SET EXERCISE
Pull out every line in the data that has the string "title" in it.

Source records:
###

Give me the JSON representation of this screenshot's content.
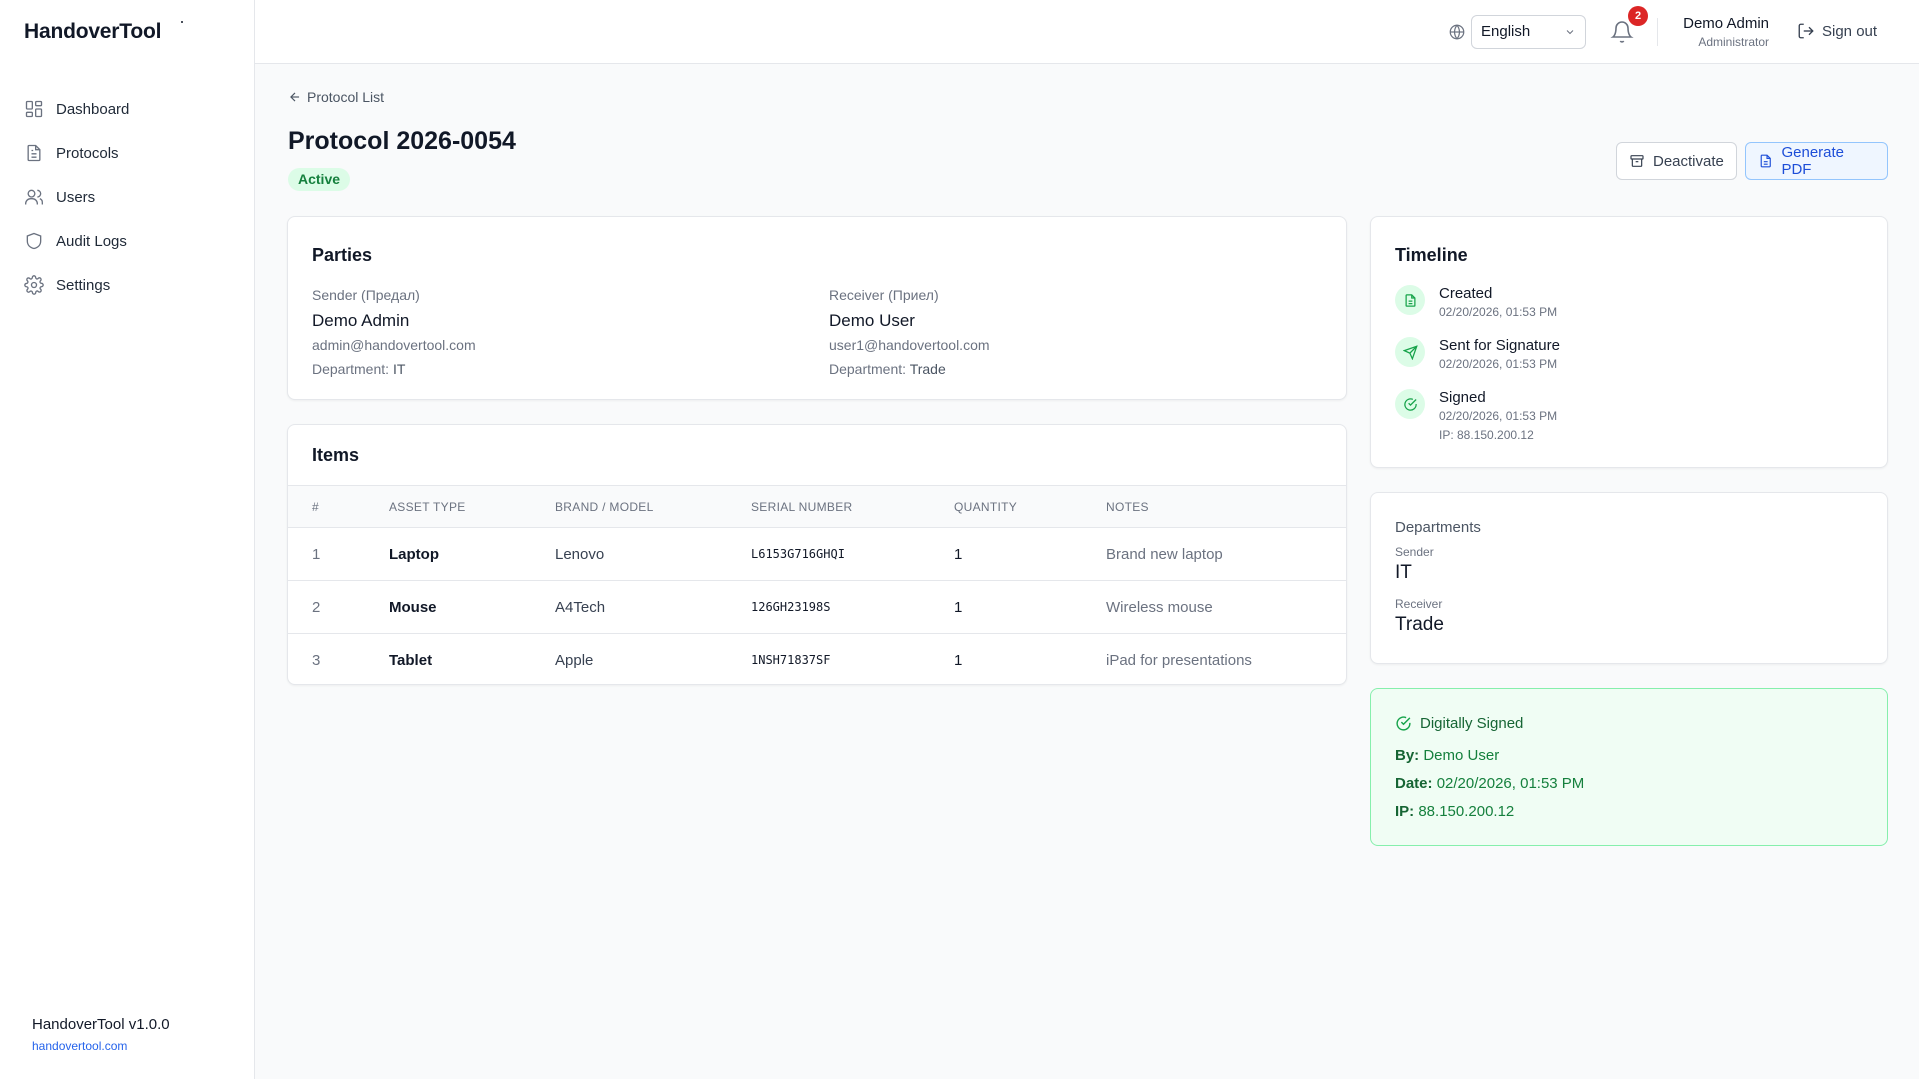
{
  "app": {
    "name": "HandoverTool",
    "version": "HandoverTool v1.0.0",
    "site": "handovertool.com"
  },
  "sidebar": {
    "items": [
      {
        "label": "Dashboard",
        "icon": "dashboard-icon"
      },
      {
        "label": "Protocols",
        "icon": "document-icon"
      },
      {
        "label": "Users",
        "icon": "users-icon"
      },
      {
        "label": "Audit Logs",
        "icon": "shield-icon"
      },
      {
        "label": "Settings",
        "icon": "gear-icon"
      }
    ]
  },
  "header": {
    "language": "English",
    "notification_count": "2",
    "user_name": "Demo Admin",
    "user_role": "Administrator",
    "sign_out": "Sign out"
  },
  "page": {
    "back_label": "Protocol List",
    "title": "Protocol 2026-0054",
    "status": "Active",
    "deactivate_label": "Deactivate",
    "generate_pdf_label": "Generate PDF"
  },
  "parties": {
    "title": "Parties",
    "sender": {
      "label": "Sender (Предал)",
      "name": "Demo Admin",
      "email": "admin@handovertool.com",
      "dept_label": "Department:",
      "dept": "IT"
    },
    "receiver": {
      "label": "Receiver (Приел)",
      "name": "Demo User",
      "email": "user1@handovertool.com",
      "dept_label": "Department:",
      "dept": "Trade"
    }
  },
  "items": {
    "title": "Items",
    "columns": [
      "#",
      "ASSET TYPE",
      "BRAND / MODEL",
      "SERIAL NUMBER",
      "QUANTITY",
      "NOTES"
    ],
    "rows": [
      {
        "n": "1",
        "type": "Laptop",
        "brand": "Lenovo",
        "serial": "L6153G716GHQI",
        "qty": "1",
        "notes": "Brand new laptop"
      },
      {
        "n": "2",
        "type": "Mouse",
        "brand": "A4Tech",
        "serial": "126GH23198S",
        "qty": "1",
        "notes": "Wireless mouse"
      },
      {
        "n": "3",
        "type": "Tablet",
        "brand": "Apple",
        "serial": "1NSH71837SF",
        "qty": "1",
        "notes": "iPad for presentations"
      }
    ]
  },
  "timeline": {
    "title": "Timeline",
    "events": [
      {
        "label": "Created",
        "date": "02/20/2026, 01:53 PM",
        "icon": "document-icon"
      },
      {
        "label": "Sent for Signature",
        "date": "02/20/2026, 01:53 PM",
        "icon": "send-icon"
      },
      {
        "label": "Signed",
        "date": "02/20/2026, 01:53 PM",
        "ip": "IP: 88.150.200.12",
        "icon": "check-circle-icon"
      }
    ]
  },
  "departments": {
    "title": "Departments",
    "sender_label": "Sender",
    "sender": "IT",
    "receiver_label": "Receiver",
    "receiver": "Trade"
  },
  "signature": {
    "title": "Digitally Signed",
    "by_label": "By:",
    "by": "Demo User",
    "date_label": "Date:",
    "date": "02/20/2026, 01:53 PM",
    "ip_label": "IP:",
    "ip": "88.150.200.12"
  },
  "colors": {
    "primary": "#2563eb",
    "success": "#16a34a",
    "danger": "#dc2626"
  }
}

###

ANSWER TO THIS TASK
    "title": "Protocol 2026-0054",
    "title": "Parties",
    "title": "Items",
    "title": "Timeline",
    "title": "Departments",
    "title": "Digitally Signed",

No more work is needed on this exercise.